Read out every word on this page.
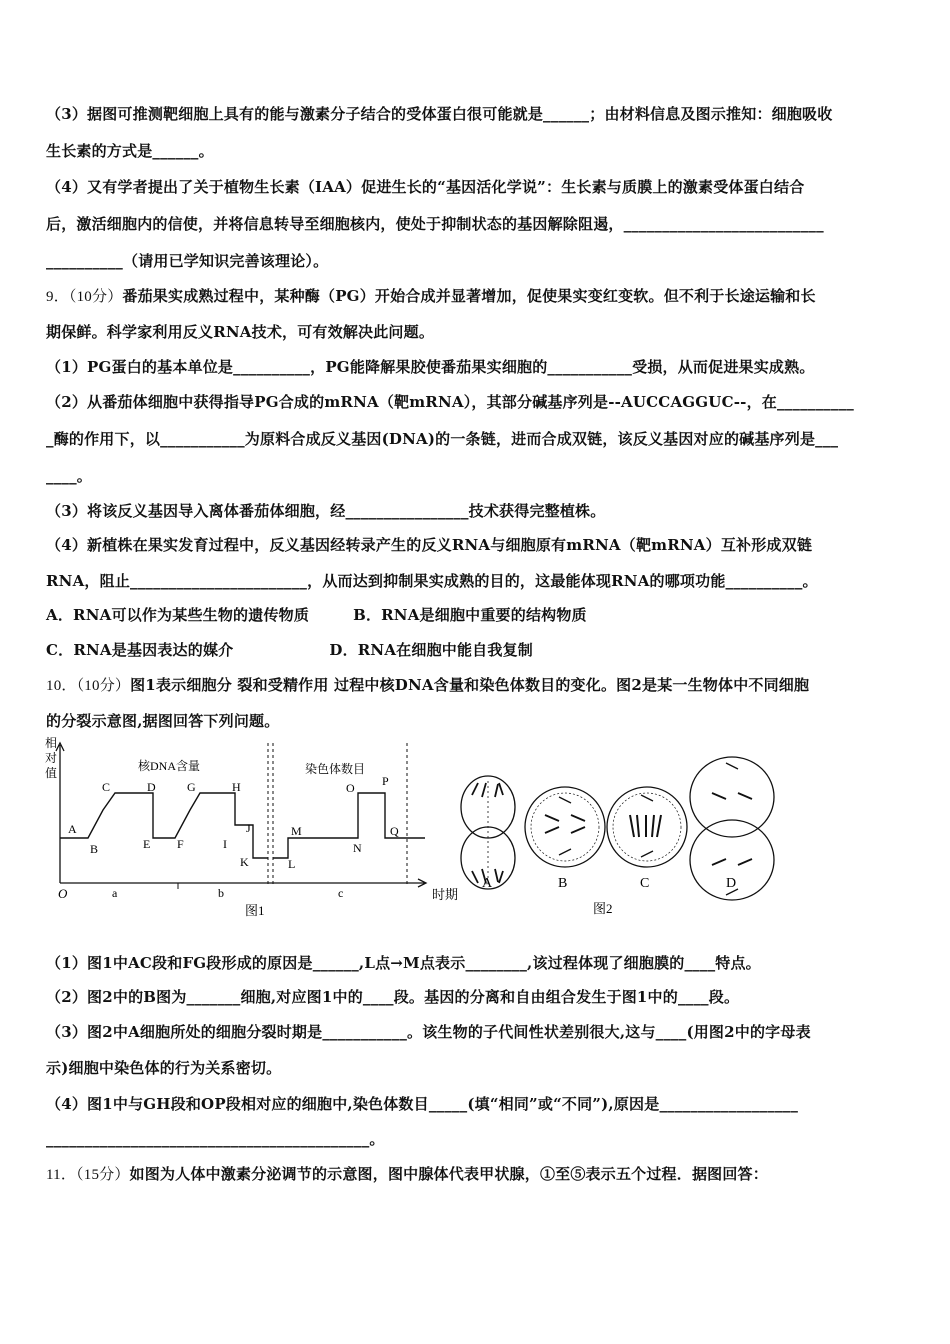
（3）据图可推测靶细胞上具有的能与激素分子结合的受体蛋白很可能就是______；由材料信息及图示推知：细胞吸收
生长素的方式是______。
（4）又有学者提出了关于植物生长素（IAA）促进生长的“基因活化学说”：生长素与质膜上的激素受体蛋白结合
后，激活细胞内的信使，并将信息转导至细胞核内，使处于抑制状态的基因解除阻遏，__________________________
__________（请用已学知识完善该理论）。
9．（10分）番茄果实成熟过程中，某种酶（PG）开始合成并显著增加，促使果实变红变软。但不利于长途运输和长
期保鲜。科学家利用反义RNA技术，可有效解决此问题。
（1）PG蛋白的基本单位是__________，PG能降解果胶使番茄果实细胞的___________受损，从而促进果实成熟。
（2）从番茄体细胞中获得指导PG合成的mRNA（靶mRNA），其部分碱基序列是--AUCCAGGUC--，在__________
_酶的作用下，以___________为原料合成反义基因(DNA)的一条链，进而合成双链，该反义基因对应的碱基序列是___
____。
（3）将该反义基因导入离体番茄体细胞，经________________技术获得完整植株。
（4）新植株在果实发育过程中，反义基因经转录产生的反义RNA与细胞原有mRNA（靶mRNA）互补形成双链
RNA，阻止_______________________，从而达到抑制果实成熟的目的，这最能体现RNA的哪项功能__________。
A．RNA可以作为某些生物的遗传物质	B．RNA是细胞中重要的结构物质
C．RNA是基因表达的媒介	D．RNA在细胞中能自我复制
10．（10分）图1表示细胞分 裂和受精作用 过程中核DNA含量和染色体数目的变化。图2是某一生物体中不同细胞
的分裂示意图,据图回答下列问题。
相
对
值
O	时期
核DNA含量	染色体数目
a	b	c
A
B
C	D
E F
G	H
I
J
K	L
M
N
O P
Q
图1
A	B	C	D
图2
（1）图1中AC段和FG段形成的原因是______,L点→M点表示________,该过程体现了细胞膜的____特点。
（2）图2中的B图为_______细胞,对应图1中的____段。基因的分离和自由组合发生于图1中的____段。
（3）图2中A细胞所处的细胞分裂时期是___________。该生物的子代间性状差别很大,这与____(用图2中的字母表
示)细胞中染色体的行为关系密切。
（4）图1中与GH段和OP段相对应的细胞中,染色体数目_____(填“相同”或“不同”),原因是__________________
__________________________________________。
11．（15分）如图为人体中激素分泌调节的示意图，图中腺体代表甲状腺，①至⑤表示五个过程．据图回答：
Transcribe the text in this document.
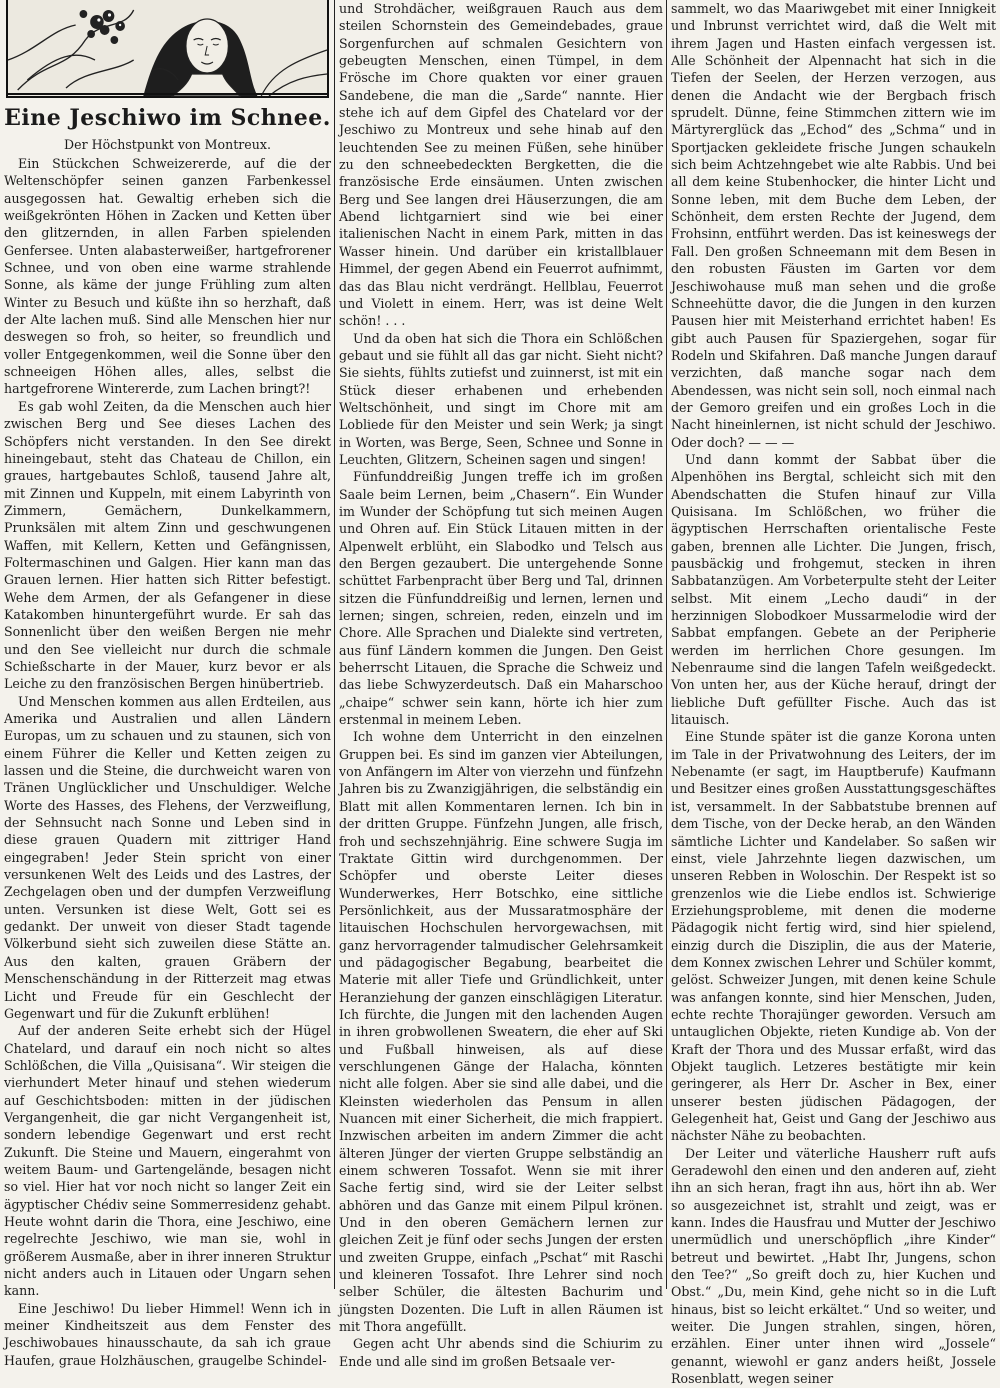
Eine Jeschiwo im Schnee.
Der Höchstpunkt von Montreux.

Ein Stückchen Schweizererde, auf die der Weltenschöpfer seinen ganzen Farbenkessel ausgegossen hat. Gewaltig erheben sich die weißgekrönten Höhen in Zacken und Ketten über den glitzernden, in allen Farben spielenden Genfersee. Unten alabasterweißer, hartgefrorener Schnee, und von oben eine warme strahlende Sonne, als käme der junge Frühling zum alten Winter zu Besuch und küßte ihn so herzhaft, daß der Alte lachen muß. Sind alle Menschen hier nur deswegen so froh, so heiter, so freundlich und voller Entgegenkommen, weil die Sonne über den schneeigen Höhen alles, alles, selbst die hartgefrorene Wintererde, zum Lachen bringt?!

Es gab wohl Zeiten, da die Menschen auch hier zwischen Berg und See dieses Lachen des Schöpfers nicht verstanden. In den See direkt hineingebaut, steht das Chateau de Chillon, ein graues, hartgebautes Schloß, tausend Jahre alt, mit Zinnen und Kuppeln, mit einem Labyrinth von Zimmern, Gemächern, Dunkelkammern, Prunksälen mit altem Zinn und geschwungenen Waffen, mit Kellern, Ketten und Gefängnissen, Foltermaschinen und Galgen. Hier kann man das Grauen lernen. Hier hatten sich Ritter befestigt. Wehe dem Armen, der als Gefangener in diese Katakomben hinuntergeführt wurde. Er sah das Sonnenlicht über den weißen Bergen nie mehr und den See vielleicht nur durch die schmale Schießscharte in der Mauer, kurz bevor er als Leiche zu den französischen Bergen hinübertrieb.

Und Menschen kommen aus allen Erdteilen, aus Amerika und Australien und allen Ländern Europas, um zu schauen und zu staunen, sich von einem Führer die Keller und Ketten zeigen zu lassen und die Steine, die durchweicht waren von Tränen Unglücklicher und Unschuldiger. Welche Worte des Hasses, des Flehens, der Verzweiflung, der Sehnsucht nach Sonne und Leben sind in diese grauen Quadern mit zittriger Hand eingegraben! Jeder Stein spricht von einer versunkenen Welt des Leids und des Lastres, der Zechgelagen oben und der dumpfen Verzweiflung unten. Versunken ist diese Welt, Gott sei es gedankt. Der unweit von dieser Stadt tagende Völkerbund sieht sich zuweilen diese Stätte an. Aus den kalten, grauen Gräbern der Menschenschändung in der Ritterzeit mag etwas Licht und Freude für ein Geschlecht der Gegenwart und für die Zukunft erblühen!

Auf der anderen Seite erhebt sich der Hügel Chatelard, und darauf ein noch nicht so altes Schlößchen, die Villa „Quisisana“. Wir steigen die vierhundert Meter hinauf und stehen wiederum auf Geschichtsboden: mitten in der jüdischen Vergangenheit, die gar nicht Vergangenheit ist, sondern lebendige Gegenwart und erst recht Zukunft. Die Steine und Mauern, eingerahmt von weitem Baum- und Gartengelände, besagen nicht so viel. Hier hat vor noch nicht so langer Zeit ein ägyptischer Chédiv seine Sommerresidenz gehabt. Heute wohnt darin die Thora, eine Jeschiwo, eine regelrechte Jeschiwo, wie man sie, wohl in größerem Ausmaße, aber in ihrer inneren Struktur nicht anders auch in Litauen oder Ungarn sehen kann.

Eine Jeschiwo! Du lieber Himmel! Wenn ich in meiner Kindheitszeit aus dem Fenster des Jeschiwobaues hinausschaute, da sah ich graue Haufen, graue Holzhäuschen, graugelbe Schindel-

und Strohdächer, weißgrauen Rauch aus dem steilen Schornstein des Gemeindebades, graue Sorgenfurchen auf schmalen Gesichtern von gebeugten Menschen, einen Tümpel, in dem Frösche im Chore quakten vor einer grauen Sandebene, die man die „Sarde“ nannte. Hier stehe ich auf dem Gipfel des Chatelard vor der Jeschiwo zu Montreux und sehe hinab auf den leuchtenden See zu meinen Füßen, sehe hinüber zu den schneebedeckten Bergketten, die die französische Erde einsäumen. Unten zwischen Berg und See langen drei Häuserzungen, die am Abend lichtgarniert sind wie bei einer italienischen Nacht in einem Park, mitten in das Wasser hinein. Und darüber ein kristallblauer Himmel, der gegen Abend ein Feuerrot aufnimmt, das das Blau nicht verdrängt. Hellblau, Feuerrot und Violett in einem. Herr, was ist deine Welt schön! . . .

Und da oben hat sich die Thora ein Schlößchen gebaut und sie fühlt all das gar nicht. Sieht nicht? Sie siehts, fühlts zutiefst und zuinnerst, ist mit ein Stück dieser erhabenen und erhebenden Weltschönheit, und singt im Chore mit am Lobliede für den Meister und sein Werk; ja singt in Worten, was Berge, Seen, Schnee und Sonne in Leuchten, Glitzern, Scheinen sagen und singen!

Fünfunddreißig Jungen treffe ich im großen Saale beim Lernen, beim „Chasern“. Ein Wunder im Wunder der Schöpfung tut sich meinen Augen und Ohren auf. Ein Stück Litauen mitten in der Alpenwelt erblüht, ein Slabodko und Telsch aus den Bergen gezaubert. Die untergehende Sonne schüttet Farbenpracht über Berg und Tal, drinnen sitzen die Fünfunddreißig und lernen, lernen und lernen; singen, schreien, reden, einzeln und im Chore. Alle Sprachen und Dialekte sind vertreten, aus fünf Ländern kommen die Jungen. Den Geist beherrscht Litauen, die Sprache die Schweiz und das liebe Schwyzerdeutsch. Daß ein Maharschoo „chaipe“ schwer sein kann, hörte ich hier zum erstenmal in meinem Leben.

Ich wohne dem Unterricht in den einzelnen Gruppen bei. Es sind im ganzen vier Abteilungen, von Anfängern im Alter von vierzehn und fünfzehn Jahren bis zu Zwanzigjährigen, die selbständig ein Blatt mit allen Kommentaren lernen. Ich bin in der dritten Gruppe. Fünfzehn Jungen, alle frisch, froh und sechszehnjährig. Eine schwere Sugja im Traktate Gittin wird durchgenommen. Der Schöpfer und oberste Leiter dieses Wunderwerkes, Herr Botschko, eine sittliche Persönlichkeit, aus der Mussaratmosphäre der litauischen Hochschulen hervorgewachsen, mit ganz hervorragender talmudischer Gelehrsamkeit und pädagogischer Begabung, bearbeitet die Materie mit aller Tiefe und Gründlichkeit, unter Heranziehung der ganzen einschlägigen Literatur. Ich fürchte, die Jungen mit den lachenden Augen in ihren grobwollenen Sweatern, die eher auf Ski und Fußball hinweisen, als auf diese verschlungenen Gänge der Halacha, könnten nicht alle folgen. Aber sie sind alle dabei, und die Kleinsten wiederholen das Pensum in allen Nuancen mit einer Sicherheit, die mich frappiert. Inzwischen arbeiten im andern Zimmer die acht älteren Jünger der vierten Gruppe selbständig an einem schweren Tossafot. Wenn sie mit ihrer Sache fertig sind, wird sie der Leiter selbst abhören und das Ganze mit einem Pilpul krönen. Und in den oberen Gemächern lernen zur gleichen Zeit je fünf oder sechs Jungen der ersten und zweiten Gruppe, einfach „Pschat“ mit Raschi und kleineren Tossafot. Ihre Lehrer sind noch selber Schüler, die ältesten Bachurim und jüngsten Dozenten. Die Luft in allen Räumen ist mit Thora angefüllt.

Gegen acht Uhr abends sind die Schiurim zu Ende und alle sind im großen Betsaale ver-

sammelt, wo das Maariwgebet mit einer Innigkeit und Inbrunst verrichtet wird, daß die Welt mit ihrem Jagen und Hasten einfach vergessen ist. Alle Schönheit der Alpennacht hat sich in die Tiefen der Seelen, der Herzen verzogen, aus denen die Andacht wie der Bergbach frisch sprudelt. Dünne, feine Stimmchen zittern wie im Märtyrerglück das „Echod“ des „Schma“ und in Sportjacken gekleidete frische Jungen schaukeln sich beim Achtzehngebet wie alte Rabbis. Und bei all dem keine Stubenhocker, die hinter Licht und Sonne leben, mit dem Buche dem Leben, der Schönheit, dem ersten Rechte der Jugend, dem Frohsinn, entführt werden. Das ist keineswegs der Fall. Den großen Schneemann mit dem Besen in den robusten Fäusten im Garten vor dem Jeschiwohause muß man sehen und die große Schneehütte davor, die die Jungen in den kurzen Pausen hier mit Meisterhand errichtet haben! Es gibt auch Pausen für Spaziergehen, sogar für Rodeln und Skifahren. Daß manche Jungen darauf verzichten, daß manche sogar nach dem Abendessen, was nicht sein soll, noch einmal nach der Gemoro greifen und ein großes Loch in die Nacht hineinlernen, ist nicht schuld der Jeschiwo. Oder doch? — — —

Und dann kommt der Sabbat über die Alpenhöhen ins Bergtal, schleicht sich mit den Abendschatten die Stufen hinauf zur Villa Quisisana. Im Schlößchen, wo früher die ägyptischen Herrschaften orientalische Feste gaben, brennen alle Lichter. Die Jungen, frisch, pausbäckig und frohgemut, stecken in ihren Sabbatanzügen. Am Vorbeterpulte steht der Leiter selbst. Mit einem „Lecho daudi“ in der herzinnigen Slobodkoer Mussarmelodie wird der Sabbat empfangen. Gebete an der Peripherie werden im herrlichen Chore gesungen. Im Nebenraume sind die langen Tafeln weißgedeckt. Von unten her, aus der Küche herauf, dringt der liebliche Duft gefüllter Fische. Auch das ist litauisch.

Eine Stunde später ist die ganze Korona unten im Tale in der Privatwohnung des Leiters, der im Nebenamte (er sagt, im Hauptberufe) Kaufmann und Besitzer eines großen Ausstattungsgeschäftes ist, versammelt. In der Sabbatstube brennen auf dem Tische, von der Decke herab, an den Wänden sämtliche Lichter und Kandelaber. So saßen wir einst, viele Jahrzehnte liegen dazwischen, um unseren Rebben in Woloschin. Der Respekt ist so grenzenlos wie die Liebe endlos ist. Schwierige Erziehungsprobleme, mit denen die moderne Pädagogik nicht fertig wird, sind hier spielend, einzig durch die Disziplin, die aus der Materie, dem Konnex zwischen Lehrer und Schüler kommt, gelöst. Schweizer Jungen, mit denen keine Schule was anfangen konnte, sind hier Menschen, Juden, echte rechte Thorajünger geworden. Versuch am untauglichen Objekte, rieten Kundige ab. Von der Kraft der Thora und des Mussar erfaßt, wird das Objekt tauglich. Letzeres bestätigte mir kein geringerer, als Herr Dr. Ascher in Bex, einer unserer besten jüdischen Pädagogen, der Gelegenheit hat, Geist und Gang der Jeschiwo aus nächster Nähe zu beobachten.

Der Leiter und väterliche Hausherr ruft aufs Geradewohl den einen und den anderen auf, zieht ihn an sich heran, fragt ihn aus, hört ihn ab. Wer so ausgezeichnet ist, strahlt und zeigt, was er kann. Indes die Hausfrau und Mutter der Jeschiwo unermüdlich und unerschöpflich „ihre Kinder“ betreut und bewirtet. „Habt Ihr, Jungens, schon den Tee?“ „So greift doch zu, hier Kuchen und Obst.“ „Du, mein Kind, gehe nicht so in die Luft hinaus, bist so leicht erkältet.“ Und so weiter, und weiter. Die Jungen strahlen, singen, hören, erzählen. Einer unter ihnen wird „Jossele“ genannt, wiewohl er ganz anders heißt, Jossele Rosenblatt, wegen seiner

◆ ◆ ◆ ◆

Task brief: Collect the lines of the data that carry the word "Chatelard".

Response for this exercise:
Auf der anderen Seite erhebt sich der Hügel Chatelard, und darauf ein noch nicht so altes Schlößchen, die Villa „Quisisana“. Wir steigen die vierhundert Meter hinauf und stehen wiederum auf Geschichtsboden: mitten in der jüdischen Vergangenheit, die gar nicht Vergangenheit ist, sondern lebendige Gegenwart und erst recht Zukunft. Die Steine und Mauern, eingerahmt von weitem Baum- und Gartengelände, besagen nicht so viel. Hier hat vor noch nicht so langer Zeit ein ägyptischer Chédiv seine Sommerresidenz gehabt. Heute wohnt darin die Thora, eine Jeschiwo, eine regelrechte Jeschiwo, wie man sie, wohl in größerem Ausmaße, aber in ihrer inneren Struktur nicht anders auch in Litauen oder Ungarn sehen kann.
und Strohdächer, weißgrauen Rauch aus dem steilen Schornstein des Gemeindebades, graue Sorgenfurchen auf schmalen Gesichtern von gebeugten Menschen, einen Tümpel, in dem Frösche im Chore quakten vor einer grauen Sandebene, die man die „Sarde“ nannte. Hier stehe ich auf dem Gipfel des Chatelard vor der Jeschiwo zu Montreux und sehe hinab auf den leuchtenden See zu meinen Füßen, sehe hinüber zu den schneebedeckten Bergketten, die die französische Erde einsäumen. Unten zwischen Berg und See langen drei Häuserzungen, die am Abend lichtgarniert sind wie bei einer italienischen Nacht in einem Park, mitten in das Wasser hinein. Und darüber ein kristallblauer Himmel, der gegen Abend ein Feuerrot aufnimmt, das das Blau nicht verdrängt. Hellblau, Feuerrot und Violett in einem. Herr, was ist deine Welt schön! . . .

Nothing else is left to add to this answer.